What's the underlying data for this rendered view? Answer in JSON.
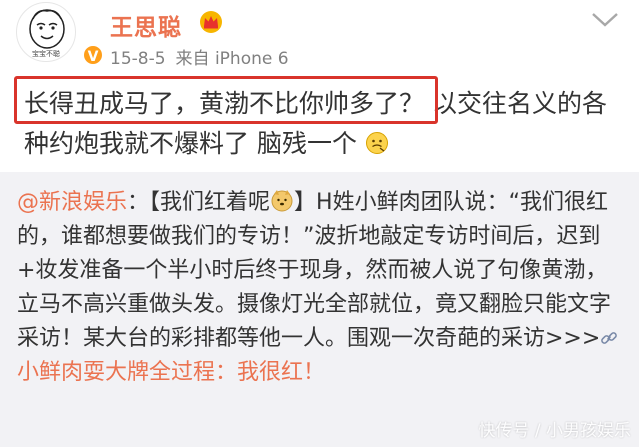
{
  "post": {
    "author": "王思聪",
    "avatar_caption": "宝宝不聪",
    "verified_badge": "V",
    "date": "15-8-5",
    "source": "来自 iPhone 6",
    "text_highlighted": "长得丑成马了，黄渤不比你帅多了？",
    "text_rest": "以交往名义的各种约炮我就不爆料了 脑残一个"
  },
  "repost": {
    "mention": "@新浪娱乐",
    "text_part1": "：【我们红着呢",
    "text_part2": "】H姓小鲜肉团队说：“我们很红的，谁都想要做我们的专访！”波折地敲定专访时间后，迟到+妆发准备一个半小时后终于现身，然而被人说了句像黄渤，立马不高兴重做头发。摄像灯光全部就位，竟又翻脸只能文字采访！某大台的彩排都等他一人。围观一次奇葩的采访>>>",
    "link_text": "小鲜肉耍大牌全过程：我很红！"
  },
  "watermark": "快传号 / 小男孩娱乐",
  "icons": {
    "crown": "crown-icon",
    "chevron": "chevron-down-icon",
    "emoji_face": "emoji-icon",
    "emoji_dog": "doge-icon",
    "link": "link-icon"
  },
  "colors": {
    "username": "#eb7350",
    "highlight_border": "#d9342b",
    "repost_bg": "#f2f2f5",
    "link": "#eb7350"
  }
}
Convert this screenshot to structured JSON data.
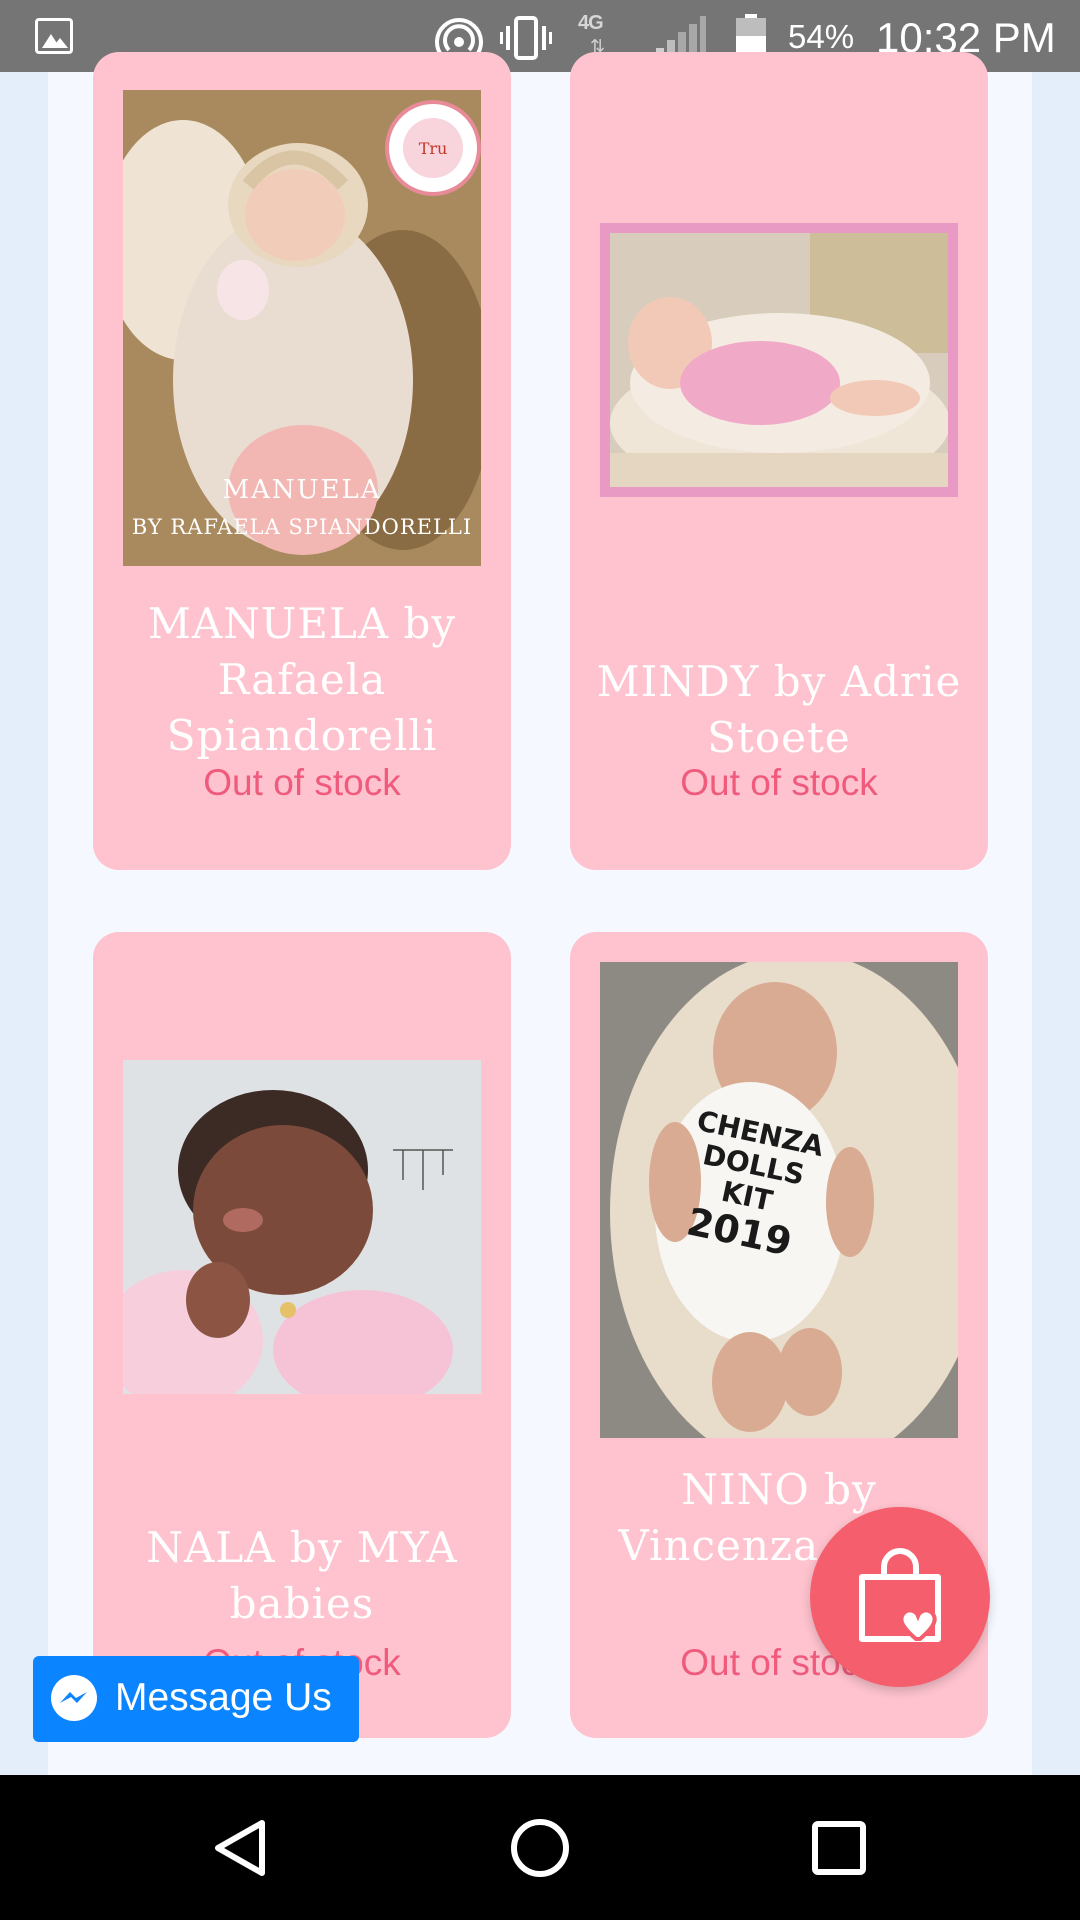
{
  "status_bar": {
    "battery_percent": "54%",
    "time": "10:32 PM",
    "network_label": "4G",
    "icons": [
      "image-icon",
      "hotspot-icon",
      "vibrate-icon",
      "network-4g-icon",
      "signal-icon",
      "battery-icon"
    ]
  },
  "products": [
    {
      "title": "MANUELA by Rafaela Spiandorelli",
      "stock": "Out of stock",
      "image_caption_line1": "MANUELA",
      "image_caption_line2": "BY RAFAELA SPIANDORELLI"
    },
    {
      "title": "MINDY by Adrie Stoete",
      "stock": "Out of stock"
    },
    {
      "title": "NALA by MYA babies",
      "stock": "Out of stock"
    },
    {
      "title": "NINO by Vincenza Care",
      "stock": "Out of stock",
      "image_shirt_text": [
        "CHENZA",
        "DOLLS",
        "KIT",
        "2019"
      ]
    }
  ],
  "messenger": {
    "label": "Message Us",
    "icon": "messenger-icon",
    "color": "#0a84ff"
  },
  "wishlist": {
    "icon": "shopping-bag-heart-icon",
    "color": "#f45e6d"
  },
  "nav_bar": {
    "icons": [
      "back-icon",
      "home-icon",
      "recents-icon"
    ]
  },
  "colors": {
    "card_background": "#fec3ce",
    "stock_text": "#ef5a7d",
    "page_background": "#e4eefb"
  }
}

#### Task directions
Copy the material shown above in full and exactly. Skip the pictures.

#### Answer
What's the underlying data for this rendered view? Answer in JSON.
{
  "post": {
    "author": "王思聪",
    "avatar_caption": "宝宝不聪",
    "verified_badge": "V",
    "date": "15-8-5",
    "source": "来自 iPhone 6",
    "text_highlighted": "长得丑成马了，黄渤不比你帅多了？",
    "text_rest": "以交往名义的各种约炮我就不爆料了 脑残一个"
  },
  "repost": {
    "mention": "@新浪娱乐",
    "text_part1": "：【我们红着呢",
    "text_part2": "】H姓小鲜肉团队说：“我们很红的，谁都想要做我们的专访！”波折地敲定专访时间后，迟到+妆发准备一个半小时后终于现身，然而被人说了句像黄渤，立马不高兴重做头发。摄像灯光全部就位，竟又翻脸只能文字采访！某大台的彩排都等他一人。围观一次奇葩的采访>>>",
    "link_text": "小鲜肉耍大牌全过程：我很红！"
  },
  "watermark": "快传号 / 小男孩娱乐",
  "icons": {
    "crown": "crown-icon",
    "chevron": "chevron-down-icon",
    "emoji_face": "emoji-icon",
    "emoji_dog": "doge-icon",
    "link": "link-icon"
  },
  "colors": {
    "username": "#eb7350",
    "highlight_border": "#d9342b",
    "repost_bg": "#f2f2f5",
    "link": "#eb7350"
  }
}
Convert this screenshot to structured JSON data.
{
  "status_bar": {
    "battery_percent": "54%",
    "time": "10:32 PM",
    "network_label": "4G",
    "icons": [
      "image-icon",
      "hotspot-icon",
      "vibrate-icon",
      "network-4g-icon",
      "signal-icon",
      "battery-icon"
    ]
  },
  "products": [
    {
      "title": "MANUELA by Rafaela Spiandorelli",
      "stock": "Out of stock",
      "image_caption_line1": "MANUELA",
      "image_caption_line2": "BY RAFAELA SPIANDORELLI"
    },
    {
      "title": "MINDY by Adrie Stoete",
      "stock": "Out of stock"
    },
    {
      "title": "NALA by MYA babies",
      "stock": "Out of stock"
    },
    {
      "title": "NINO by Vincenza Care",
      "stock": "Out of stock",
      "image_shirt_text": [
        "CHENZA",
        "DOLLS",
        "KIT",
        "2019"
      ]
    }
  ],
  "messenger": {
    "label": "Message Us",
    "icon": "messenger-icon",
    "color": "#0a84ff"
  },
  "wishlist": {
    "icon": "shopping-bag-heart-icon",
    "color": "#f45e6d"
  },
  "nav_bar": {
    "icons": [
      "back-icon",
      "home-icon",
      "recents-icon"
    ]
  },
  "colors": {
    "card_background": "#fec3ce",
    "stock_text": "#ef5a7d",
    "page_background": "#e4eefb"
  }
}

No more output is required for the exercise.